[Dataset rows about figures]
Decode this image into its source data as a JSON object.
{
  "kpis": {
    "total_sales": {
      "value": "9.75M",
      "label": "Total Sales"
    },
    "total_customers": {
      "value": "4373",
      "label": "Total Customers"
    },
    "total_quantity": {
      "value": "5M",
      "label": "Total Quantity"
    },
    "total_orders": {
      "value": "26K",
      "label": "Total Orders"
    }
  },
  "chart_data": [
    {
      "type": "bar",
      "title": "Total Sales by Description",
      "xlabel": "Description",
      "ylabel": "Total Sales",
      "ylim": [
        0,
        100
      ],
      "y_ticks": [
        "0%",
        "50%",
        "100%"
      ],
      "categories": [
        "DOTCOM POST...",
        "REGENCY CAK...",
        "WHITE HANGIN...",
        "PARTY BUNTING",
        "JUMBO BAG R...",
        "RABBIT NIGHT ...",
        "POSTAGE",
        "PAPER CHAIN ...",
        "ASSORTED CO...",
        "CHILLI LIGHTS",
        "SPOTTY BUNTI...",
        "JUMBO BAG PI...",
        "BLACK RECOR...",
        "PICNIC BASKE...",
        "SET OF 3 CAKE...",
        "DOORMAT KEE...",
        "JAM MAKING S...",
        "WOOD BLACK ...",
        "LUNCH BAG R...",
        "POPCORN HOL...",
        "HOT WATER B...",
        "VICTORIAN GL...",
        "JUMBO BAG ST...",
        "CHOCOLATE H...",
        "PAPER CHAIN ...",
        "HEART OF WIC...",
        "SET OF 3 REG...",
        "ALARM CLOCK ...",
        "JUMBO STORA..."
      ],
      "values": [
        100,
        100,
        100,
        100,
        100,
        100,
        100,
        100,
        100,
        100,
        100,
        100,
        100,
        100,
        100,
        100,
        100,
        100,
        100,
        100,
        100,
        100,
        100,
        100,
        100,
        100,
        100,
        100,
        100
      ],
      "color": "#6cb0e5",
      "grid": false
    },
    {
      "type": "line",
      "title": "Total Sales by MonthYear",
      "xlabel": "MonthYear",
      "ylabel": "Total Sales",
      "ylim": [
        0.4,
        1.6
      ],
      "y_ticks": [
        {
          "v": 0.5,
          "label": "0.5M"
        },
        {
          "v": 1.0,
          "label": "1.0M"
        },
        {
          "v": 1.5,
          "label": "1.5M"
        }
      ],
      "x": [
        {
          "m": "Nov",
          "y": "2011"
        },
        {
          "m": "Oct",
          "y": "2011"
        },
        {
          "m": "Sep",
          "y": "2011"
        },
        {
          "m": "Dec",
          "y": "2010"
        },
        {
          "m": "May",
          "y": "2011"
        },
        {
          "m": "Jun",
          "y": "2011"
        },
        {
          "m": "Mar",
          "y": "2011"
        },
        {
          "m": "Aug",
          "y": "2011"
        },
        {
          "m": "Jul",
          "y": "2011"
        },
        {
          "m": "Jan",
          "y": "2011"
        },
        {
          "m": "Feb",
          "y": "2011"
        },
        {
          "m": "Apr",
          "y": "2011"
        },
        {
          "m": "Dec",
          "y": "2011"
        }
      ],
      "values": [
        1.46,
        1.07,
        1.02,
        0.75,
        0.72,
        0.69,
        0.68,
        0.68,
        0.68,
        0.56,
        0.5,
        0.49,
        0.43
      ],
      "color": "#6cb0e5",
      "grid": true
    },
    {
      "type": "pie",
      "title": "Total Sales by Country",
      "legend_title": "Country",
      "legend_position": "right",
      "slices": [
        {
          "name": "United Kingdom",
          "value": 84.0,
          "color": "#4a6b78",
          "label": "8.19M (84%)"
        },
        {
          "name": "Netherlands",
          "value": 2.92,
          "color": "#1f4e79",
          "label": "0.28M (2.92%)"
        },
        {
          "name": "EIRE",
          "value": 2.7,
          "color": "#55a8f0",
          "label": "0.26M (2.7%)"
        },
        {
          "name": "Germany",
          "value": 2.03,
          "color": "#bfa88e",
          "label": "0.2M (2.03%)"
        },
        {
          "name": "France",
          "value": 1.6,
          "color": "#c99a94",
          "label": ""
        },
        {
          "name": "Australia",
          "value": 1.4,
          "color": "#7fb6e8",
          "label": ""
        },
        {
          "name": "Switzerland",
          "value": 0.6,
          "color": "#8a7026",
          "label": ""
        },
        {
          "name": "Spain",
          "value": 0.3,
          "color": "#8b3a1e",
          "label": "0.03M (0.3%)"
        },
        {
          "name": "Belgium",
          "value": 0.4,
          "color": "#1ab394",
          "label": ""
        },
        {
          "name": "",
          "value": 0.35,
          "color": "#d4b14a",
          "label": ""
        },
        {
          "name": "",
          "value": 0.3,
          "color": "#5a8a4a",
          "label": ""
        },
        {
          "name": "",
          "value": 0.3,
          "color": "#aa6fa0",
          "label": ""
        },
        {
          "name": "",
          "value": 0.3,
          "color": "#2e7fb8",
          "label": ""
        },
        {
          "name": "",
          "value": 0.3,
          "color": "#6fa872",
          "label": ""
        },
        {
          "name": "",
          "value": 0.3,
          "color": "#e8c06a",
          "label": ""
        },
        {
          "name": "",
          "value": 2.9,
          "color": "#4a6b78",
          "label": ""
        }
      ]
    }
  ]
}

#### WRITTEN TASK
Collect the lines that hold "Country".

#### SOLUTION
      "title": "Total Sales by Country",
      "legend_title": "Country",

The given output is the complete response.